• _The exercise_
Filter the listing and keep only the lines with the word "Enviar".

——————

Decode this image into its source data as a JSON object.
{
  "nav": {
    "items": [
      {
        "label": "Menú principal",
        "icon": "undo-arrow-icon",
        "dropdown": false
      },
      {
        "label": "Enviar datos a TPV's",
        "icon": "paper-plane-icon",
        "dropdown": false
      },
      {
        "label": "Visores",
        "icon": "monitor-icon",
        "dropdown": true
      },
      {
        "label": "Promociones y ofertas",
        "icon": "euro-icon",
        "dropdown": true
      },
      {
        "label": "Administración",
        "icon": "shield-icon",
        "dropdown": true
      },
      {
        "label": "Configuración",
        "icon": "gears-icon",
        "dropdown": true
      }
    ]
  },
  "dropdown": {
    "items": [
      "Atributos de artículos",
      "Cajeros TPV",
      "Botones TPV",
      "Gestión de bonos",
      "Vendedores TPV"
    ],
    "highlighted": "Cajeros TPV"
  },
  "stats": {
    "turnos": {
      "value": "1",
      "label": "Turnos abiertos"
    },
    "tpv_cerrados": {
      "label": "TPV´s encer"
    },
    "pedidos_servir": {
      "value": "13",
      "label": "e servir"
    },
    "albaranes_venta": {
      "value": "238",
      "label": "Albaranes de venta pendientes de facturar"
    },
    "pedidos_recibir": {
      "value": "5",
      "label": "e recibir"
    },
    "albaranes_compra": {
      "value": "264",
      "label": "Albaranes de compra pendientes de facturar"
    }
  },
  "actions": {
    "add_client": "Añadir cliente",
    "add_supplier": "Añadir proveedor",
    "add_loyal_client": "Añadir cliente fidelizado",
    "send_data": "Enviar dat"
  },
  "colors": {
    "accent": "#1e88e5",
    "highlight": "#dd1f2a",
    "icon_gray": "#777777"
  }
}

——————

• _Full solution_
        "label": "Enviar datos a TPV's",
    "send_data": "Enviar dat"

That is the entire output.